DIRECTIVE. Retype the full set of records. Keep every character identical.

======== EXCERPTED DATA

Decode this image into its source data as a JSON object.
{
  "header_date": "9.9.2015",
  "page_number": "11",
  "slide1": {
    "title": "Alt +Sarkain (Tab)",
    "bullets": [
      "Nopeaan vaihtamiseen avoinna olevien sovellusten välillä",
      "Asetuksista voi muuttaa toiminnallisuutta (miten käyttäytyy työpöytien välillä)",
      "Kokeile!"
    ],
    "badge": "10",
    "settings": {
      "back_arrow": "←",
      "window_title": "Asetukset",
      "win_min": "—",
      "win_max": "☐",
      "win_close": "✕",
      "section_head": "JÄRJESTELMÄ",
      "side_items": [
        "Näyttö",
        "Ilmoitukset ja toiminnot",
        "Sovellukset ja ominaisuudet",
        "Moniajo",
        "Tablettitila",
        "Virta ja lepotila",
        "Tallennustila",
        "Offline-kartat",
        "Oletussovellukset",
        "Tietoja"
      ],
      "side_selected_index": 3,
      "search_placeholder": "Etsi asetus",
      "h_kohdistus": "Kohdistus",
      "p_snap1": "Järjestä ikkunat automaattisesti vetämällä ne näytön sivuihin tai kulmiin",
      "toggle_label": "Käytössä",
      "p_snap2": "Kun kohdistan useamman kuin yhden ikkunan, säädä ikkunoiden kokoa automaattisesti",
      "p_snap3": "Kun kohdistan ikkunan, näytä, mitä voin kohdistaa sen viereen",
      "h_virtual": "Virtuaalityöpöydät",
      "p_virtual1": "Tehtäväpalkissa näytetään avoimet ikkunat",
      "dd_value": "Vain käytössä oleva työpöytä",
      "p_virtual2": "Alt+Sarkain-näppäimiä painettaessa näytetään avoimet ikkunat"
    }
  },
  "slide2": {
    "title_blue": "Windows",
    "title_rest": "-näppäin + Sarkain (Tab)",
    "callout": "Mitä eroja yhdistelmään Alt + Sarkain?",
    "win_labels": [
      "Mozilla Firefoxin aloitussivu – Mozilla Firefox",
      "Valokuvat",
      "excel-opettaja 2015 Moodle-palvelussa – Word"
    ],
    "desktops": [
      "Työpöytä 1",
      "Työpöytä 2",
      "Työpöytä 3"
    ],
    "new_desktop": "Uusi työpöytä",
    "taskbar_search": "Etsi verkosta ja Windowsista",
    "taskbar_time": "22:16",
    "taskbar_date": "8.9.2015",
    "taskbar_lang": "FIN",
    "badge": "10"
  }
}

================

ANSWER FOR THIS EXERCISE.
Decode this image into its source data as a JSON object.
{
  "header_date": "9.9.2015",
  "page_number": "11",
  "slide1": {
    "title": "Alt +Sarkain (Tab)",
    "bullets": [
      "Nopeaan vaihtamiseen avoinna olevien sovellusten välillä",
      "Asetuksista voi muuttaa toiminnallisuutta (miten käyttäytyy työpöytien välillä)",
      "Kokeile!"
    ],
    "badge": "10",
    "settings": {
      "back_arrow": "←",
      "window_title": "Asetukset",
      "win_min": "—",
      "win_max": "☐",
      "win_close": "✕",
      "section_head": "JÄRJESTELMÄ",
      "side_items": [
        "Näyttö",
        "Ilmoitukset ja toiminnot",
        "Sovellukset ja ominaisuudet",
        "Moniajo",
        "Tablettitila",
        "Virta ja lepotila",
        "Tallennustila",
        "Offline-kartat",
        "Oletussovellukset",
        "Tietoja"
      ],
      "side_selected_index": 3,
      "search_placeholder": "Etsi asetus",
      "h_kohdistus": "Kohdistus",
      "p_snap1": "Järjestä ikkunat automaattisesti vetämällä ne näytön sivuihin tai kulmiin",
      "toggle_label": "Käytössä",
      "p_snap2": "Kun kohdistan useamman kuin yhden ikkunan, säädä ikkunoiden kokoa automaattisesti",
      "p_snap3": "Kun kohdistan ikkunan, näytä, mitä voin kohdistaa sen viereen",
      "h_virtual": "Virtuaalityöpöydät",
      "p_virtual1": "Tehtäväpalkissa näytetään avoimet ikkunat",
      "dd_value": "Vain käytössä oleva työpöytä",
      "p_virtual2": "Alt+Sarkain-näppäimiä painettaessa näytetään avoimet ikkunat"
    }
  },
  "slide2": {
    "title_blue": "Windows",
    "title_rest": "-näppäin + Sarkain (Tab)",
    "callout": "Mitä eroja yhdistelmään Alt + Sarkain?",
    "win_labels": [
      "Mozilla Firefoxin aloitussivu – Mozilla Firefox",
      "Valokuvat",
      "excel-opettaja 2015 Moodle-palvelussa – Word"
    ],
    "desktops": [
      "Työpöytä 1",
      "Työpöytä 2",
      "Työpöytä 3"
    ],
    "new_desktop": "Uusi työpöytä",
    "taskbar_search": "Etsi verkosta ja Windowsista",
    "taskbar_time": "22:16",
    "taskbar_date": "8.9.2015",
    "taskbar_lang": "FIN",
    "badge": "10"
  }
}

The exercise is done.